WORK TO DO: Extract each record and reproduce it exactly.

[Lines of data]
--------------------------------

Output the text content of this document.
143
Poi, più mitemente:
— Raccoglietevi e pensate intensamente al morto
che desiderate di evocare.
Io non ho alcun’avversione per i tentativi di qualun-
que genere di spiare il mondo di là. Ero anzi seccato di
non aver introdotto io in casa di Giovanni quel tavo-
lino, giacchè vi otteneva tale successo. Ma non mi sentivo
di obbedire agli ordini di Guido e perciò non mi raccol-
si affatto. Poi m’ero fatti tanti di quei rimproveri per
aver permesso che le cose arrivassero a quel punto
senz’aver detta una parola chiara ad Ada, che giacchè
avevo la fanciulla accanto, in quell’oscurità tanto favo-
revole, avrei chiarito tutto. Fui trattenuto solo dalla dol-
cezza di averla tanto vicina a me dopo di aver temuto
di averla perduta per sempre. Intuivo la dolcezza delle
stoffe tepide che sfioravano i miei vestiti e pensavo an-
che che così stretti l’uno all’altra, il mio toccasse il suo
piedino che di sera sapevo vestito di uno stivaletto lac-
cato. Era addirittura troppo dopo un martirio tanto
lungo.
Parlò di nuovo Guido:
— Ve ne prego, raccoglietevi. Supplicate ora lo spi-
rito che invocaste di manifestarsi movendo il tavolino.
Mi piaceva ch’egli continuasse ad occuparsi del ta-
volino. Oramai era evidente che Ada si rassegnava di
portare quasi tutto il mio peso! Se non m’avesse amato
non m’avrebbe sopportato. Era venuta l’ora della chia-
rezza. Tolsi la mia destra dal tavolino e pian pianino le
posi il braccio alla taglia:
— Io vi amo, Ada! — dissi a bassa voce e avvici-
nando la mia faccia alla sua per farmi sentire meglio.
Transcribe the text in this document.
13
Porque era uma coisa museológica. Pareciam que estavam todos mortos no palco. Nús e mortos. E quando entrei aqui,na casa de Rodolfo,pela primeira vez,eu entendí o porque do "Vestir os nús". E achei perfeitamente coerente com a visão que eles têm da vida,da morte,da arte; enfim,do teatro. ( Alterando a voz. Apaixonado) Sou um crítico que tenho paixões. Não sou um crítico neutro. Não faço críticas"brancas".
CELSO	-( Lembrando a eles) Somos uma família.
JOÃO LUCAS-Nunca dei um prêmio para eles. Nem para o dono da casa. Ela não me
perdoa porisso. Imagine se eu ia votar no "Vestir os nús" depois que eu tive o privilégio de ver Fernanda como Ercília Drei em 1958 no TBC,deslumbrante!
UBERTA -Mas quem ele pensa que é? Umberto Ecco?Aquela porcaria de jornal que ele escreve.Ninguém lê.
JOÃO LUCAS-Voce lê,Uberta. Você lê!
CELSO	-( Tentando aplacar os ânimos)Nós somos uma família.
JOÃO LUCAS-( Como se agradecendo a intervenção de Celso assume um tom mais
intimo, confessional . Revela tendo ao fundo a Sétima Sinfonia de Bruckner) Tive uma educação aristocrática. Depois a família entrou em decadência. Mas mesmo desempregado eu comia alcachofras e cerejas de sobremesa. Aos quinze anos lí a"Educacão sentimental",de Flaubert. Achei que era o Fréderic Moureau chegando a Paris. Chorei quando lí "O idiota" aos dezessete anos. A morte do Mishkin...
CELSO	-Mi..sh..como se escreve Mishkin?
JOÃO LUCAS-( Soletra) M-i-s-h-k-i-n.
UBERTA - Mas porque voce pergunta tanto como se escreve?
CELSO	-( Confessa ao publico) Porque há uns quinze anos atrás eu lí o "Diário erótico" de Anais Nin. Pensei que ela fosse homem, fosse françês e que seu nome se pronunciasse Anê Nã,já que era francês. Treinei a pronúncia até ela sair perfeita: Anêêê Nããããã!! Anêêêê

--------------------------------

WRITTEN ANSWER:
Output the text content of this document.
143
Poi, più mitemente:
— Raccoglietevi e pensate intensamente al morto
che desiderate di evocare.
Io non ho alcun’avversione per i tentativi di qualun-
que genere di spiare il mondo di là. Ero anzi seccato di
non aver introdotto io in casa di Giovanni quel tavo-
lino, giacchè vi otteneva tale successo. Ma non mi sentivo
di obbedire agli ordini di Guido e perciò non mi raccol-
si affatto. Poi m’ero fatti tanti di quei rimproveri per
aver permesso che le cose arrivassero a quel punto
senz’aver detta una parola chiara ad Ada, che giacchè
avevo la fanciulla accanto, in quell’oscurità tanto favo-
revole, avrei chiarito tutto. Fui trattenuto solo dalla dol-
cezza di averla tanto vicina a me dopo di aver temuto
di averla perduta per sempre. Intuivo la dolcezza delle
stoffe tepide che sfioravano i miei vestiti e pensavo an-
che che così stretti l’uno all’altra, il mio toccasse il suo
piedino che di sera sapevo vestito di uno stivaletto lac-
cato. Era addirittura troppo dopo un martirio tanto
lungo.
Parlò di nuovo Guido:
— Ve ne prego, raccoglietevi. Supplicate ora lo spi-
rito che invocaste di manifestarsi movendo il tavolino.
Mi piaceva ch’egli continuasse ad occuparsi del ta-
volino. Oramai era evidente che Ada si rassegnava di
portare quasi tutto il mio peso! Se non m’avesse amato
non m’avrebbe sopportato. Era venuta l’ora della chia-
rezza. Tolsi la mia destra dal tavolino e pian pianino le
posi il braccio alla taglia:
— Io vi amo, Ada! — dissi a bassa voce e avvici-
nando la mia faccia alla sua per farmi sentire meglio.
Transcribe the text in this document.
13
Porque era uma coisa museológica. Pareciam que estavam todos mortos no palco. Nús e mortos. E quando entrei aqui,na casa de Rodolfo,pela primeira vez,eu entendí o porque do "Vestir os nús". E achei perfeitamente coerente com a visão que eles têm da vida,da morte,da arte; enfim,do teatro. ( Alterando a voz. Apaixonado) Sou um crítico que tenho paixões. Não sou um crítico neutro. Não faço críticas"brancas".
CELSO	-( Lembrando a eles) Somos uma família.
JOÃO LUCAS-Nunca dei um prêmio para eles. Nem para o dono da casa. Ela não me
perdoa porisso. Imagine se eu ia votar no "Vestir os nús" depois que eu tive o privilégio de ver Fernanda como Ercília Drei em 1958 no TBC,deslumbrante!
UBERTA -Mas quem ele pensa que é? Umberto Ecco?Aquela porcaria de jornal que ele escreve.Ninguém lê.
JOÃO LUCAS-Voce lê,Uberta. Você lê!
CELSO	-( Tentando aplacar os ânimos)Nós somos uma família.
JOÃO LUCAS-( Como se agradecendo a intervenção de Celso assume um tom mais
intimo, confessional . Revela tendo ao fundo a Sétima Sinfonia de Bruckner) Tive uma educação aristocrática. Depois a família entrou em decadência. Mas mesmo desempregado eu comia alcachofras e cerejas de sobremesa. Aos quinze anos lí a"Educacão sentimental",de Flaubert. Achei que era o Fréderic Moureau chegando a Paris. Chorei quando lí "O idiota" aos dezessete anos. A morte do Mishkin...
CELSO	-Mi..sh..como se escreve Mishkin?
JOÃO LUCAS-( Soletra) M-i-s-h-k-i-n.
UBERTA - Mas porque voce pergunta tanto como se escreve?
CELSO	-( Confessa ao publico) Porque há uns quinze anos atrás eu lí o "Diário erótico" de Anais Nin. Pensei que ela fosse homem, fosse françês e que seu nome se pronunciasse Anê Nã,já que era francês. Treinei a pronúncia até ela sair perfeita: Anêêê Nããããã!! Anêêêê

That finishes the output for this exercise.